# Data shown
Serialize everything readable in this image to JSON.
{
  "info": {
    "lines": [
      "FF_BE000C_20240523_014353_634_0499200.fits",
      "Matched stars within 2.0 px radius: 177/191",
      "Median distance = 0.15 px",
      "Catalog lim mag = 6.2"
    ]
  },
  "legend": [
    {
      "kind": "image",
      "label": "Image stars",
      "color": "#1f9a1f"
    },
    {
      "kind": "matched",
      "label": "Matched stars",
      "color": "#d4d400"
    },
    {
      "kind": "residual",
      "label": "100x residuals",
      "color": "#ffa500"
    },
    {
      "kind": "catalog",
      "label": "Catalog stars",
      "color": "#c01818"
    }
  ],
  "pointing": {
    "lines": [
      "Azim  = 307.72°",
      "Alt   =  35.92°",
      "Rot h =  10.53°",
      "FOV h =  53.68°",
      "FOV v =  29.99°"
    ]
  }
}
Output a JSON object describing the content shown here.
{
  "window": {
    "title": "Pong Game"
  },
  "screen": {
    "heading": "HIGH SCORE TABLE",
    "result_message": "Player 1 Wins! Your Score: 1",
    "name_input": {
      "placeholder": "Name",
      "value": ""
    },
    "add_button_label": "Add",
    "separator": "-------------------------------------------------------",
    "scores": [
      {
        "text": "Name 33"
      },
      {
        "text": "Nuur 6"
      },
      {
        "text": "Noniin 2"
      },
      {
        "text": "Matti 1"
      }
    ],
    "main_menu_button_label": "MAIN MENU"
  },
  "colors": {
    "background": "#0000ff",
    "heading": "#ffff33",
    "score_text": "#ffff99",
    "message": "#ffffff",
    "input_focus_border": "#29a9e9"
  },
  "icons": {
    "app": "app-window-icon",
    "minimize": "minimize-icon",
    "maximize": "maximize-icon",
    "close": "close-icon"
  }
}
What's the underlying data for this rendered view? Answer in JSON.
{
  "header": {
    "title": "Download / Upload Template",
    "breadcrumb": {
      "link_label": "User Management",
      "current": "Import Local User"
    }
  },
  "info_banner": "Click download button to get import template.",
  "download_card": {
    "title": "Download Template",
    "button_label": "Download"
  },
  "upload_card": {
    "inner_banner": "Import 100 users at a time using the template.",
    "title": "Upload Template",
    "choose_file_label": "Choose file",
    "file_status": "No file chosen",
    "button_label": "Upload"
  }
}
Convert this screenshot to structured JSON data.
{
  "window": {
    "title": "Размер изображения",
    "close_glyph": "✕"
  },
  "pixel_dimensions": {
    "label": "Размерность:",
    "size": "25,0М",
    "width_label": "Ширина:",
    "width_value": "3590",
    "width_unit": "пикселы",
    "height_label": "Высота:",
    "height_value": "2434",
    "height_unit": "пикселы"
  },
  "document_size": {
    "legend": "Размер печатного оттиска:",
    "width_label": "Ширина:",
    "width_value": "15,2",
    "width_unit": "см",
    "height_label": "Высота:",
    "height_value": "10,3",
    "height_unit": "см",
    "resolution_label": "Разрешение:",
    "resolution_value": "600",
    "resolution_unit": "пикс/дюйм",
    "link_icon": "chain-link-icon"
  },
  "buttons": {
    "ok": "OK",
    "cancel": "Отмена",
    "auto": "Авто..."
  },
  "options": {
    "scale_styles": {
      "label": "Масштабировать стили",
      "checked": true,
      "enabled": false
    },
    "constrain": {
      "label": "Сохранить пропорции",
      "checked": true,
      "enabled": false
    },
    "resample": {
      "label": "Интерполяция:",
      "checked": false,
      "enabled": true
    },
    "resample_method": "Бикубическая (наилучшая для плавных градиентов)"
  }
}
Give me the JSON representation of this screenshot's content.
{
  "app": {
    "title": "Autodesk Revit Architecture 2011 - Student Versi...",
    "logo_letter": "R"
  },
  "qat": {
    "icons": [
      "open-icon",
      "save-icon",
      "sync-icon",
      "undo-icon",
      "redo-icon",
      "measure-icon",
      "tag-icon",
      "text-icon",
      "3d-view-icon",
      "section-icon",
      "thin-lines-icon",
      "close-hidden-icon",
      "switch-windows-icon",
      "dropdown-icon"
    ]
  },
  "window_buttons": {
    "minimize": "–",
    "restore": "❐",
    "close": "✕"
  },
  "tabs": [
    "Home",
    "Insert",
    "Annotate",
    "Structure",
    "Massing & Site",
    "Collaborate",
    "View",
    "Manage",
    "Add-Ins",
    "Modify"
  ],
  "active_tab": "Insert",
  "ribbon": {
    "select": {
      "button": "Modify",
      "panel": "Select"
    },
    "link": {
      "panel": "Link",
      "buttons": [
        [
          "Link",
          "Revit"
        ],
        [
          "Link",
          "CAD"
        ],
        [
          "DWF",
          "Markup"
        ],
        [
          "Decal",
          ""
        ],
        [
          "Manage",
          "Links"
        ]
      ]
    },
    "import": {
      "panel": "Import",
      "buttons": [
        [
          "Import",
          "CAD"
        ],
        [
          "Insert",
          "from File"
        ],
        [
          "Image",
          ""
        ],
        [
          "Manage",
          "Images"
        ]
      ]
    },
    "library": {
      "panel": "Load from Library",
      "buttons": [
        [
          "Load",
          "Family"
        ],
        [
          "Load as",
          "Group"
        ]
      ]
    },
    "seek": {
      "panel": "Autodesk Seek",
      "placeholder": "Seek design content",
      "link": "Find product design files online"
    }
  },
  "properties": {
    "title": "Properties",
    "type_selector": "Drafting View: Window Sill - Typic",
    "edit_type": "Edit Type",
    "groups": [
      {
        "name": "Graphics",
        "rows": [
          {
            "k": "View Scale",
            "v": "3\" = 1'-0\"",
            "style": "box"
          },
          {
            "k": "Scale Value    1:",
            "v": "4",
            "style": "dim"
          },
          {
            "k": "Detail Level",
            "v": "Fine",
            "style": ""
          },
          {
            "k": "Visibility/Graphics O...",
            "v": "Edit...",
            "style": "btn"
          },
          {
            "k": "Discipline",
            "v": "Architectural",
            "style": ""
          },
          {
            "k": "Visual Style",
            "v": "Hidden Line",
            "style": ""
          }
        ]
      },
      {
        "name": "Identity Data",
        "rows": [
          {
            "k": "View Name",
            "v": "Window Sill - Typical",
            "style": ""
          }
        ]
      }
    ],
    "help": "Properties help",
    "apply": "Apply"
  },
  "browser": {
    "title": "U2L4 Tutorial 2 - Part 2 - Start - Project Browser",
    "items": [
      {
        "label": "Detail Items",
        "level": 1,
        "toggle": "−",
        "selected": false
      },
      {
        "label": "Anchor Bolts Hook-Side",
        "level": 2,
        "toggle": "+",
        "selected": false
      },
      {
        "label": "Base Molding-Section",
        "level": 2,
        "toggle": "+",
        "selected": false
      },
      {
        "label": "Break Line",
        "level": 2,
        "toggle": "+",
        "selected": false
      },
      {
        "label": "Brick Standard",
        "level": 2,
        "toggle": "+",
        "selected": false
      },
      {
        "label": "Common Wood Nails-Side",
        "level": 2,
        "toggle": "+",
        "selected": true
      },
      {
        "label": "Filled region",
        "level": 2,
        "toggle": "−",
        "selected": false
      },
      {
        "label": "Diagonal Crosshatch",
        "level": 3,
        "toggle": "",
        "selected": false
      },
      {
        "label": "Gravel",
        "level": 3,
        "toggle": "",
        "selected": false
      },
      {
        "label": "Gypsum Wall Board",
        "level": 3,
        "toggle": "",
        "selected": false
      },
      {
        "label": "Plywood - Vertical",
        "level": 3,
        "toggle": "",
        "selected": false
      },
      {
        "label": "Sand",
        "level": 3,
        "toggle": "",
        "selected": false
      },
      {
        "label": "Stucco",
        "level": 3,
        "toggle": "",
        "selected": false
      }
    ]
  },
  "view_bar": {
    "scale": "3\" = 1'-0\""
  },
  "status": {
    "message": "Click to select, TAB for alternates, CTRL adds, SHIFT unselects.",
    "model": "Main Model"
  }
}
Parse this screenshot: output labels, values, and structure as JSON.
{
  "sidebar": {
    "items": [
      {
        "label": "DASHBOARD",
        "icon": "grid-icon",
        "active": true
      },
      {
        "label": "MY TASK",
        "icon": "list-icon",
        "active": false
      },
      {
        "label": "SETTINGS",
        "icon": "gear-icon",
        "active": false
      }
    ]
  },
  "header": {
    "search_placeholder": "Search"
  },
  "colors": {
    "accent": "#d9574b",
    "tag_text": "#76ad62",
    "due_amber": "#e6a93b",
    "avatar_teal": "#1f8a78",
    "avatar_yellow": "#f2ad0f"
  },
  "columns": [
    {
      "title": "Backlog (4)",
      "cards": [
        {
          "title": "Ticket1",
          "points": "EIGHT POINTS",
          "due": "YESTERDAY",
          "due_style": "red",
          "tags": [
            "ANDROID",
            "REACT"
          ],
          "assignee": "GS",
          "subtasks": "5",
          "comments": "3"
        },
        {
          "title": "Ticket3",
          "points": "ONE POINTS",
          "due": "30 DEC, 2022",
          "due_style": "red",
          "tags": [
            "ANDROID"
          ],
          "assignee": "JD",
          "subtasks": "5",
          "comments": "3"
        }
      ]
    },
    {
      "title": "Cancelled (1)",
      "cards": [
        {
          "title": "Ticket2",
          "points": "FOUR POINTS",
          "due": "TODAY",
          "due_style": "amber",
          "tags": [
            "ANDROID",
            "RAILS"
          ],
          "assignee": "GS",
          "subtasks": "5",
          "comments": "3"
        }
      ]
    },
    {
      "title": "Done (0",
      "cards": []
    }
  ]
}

# What is expected
The records are above. How many lines in them contain the word "Graphics"? Give the number alone.

# Answer below
2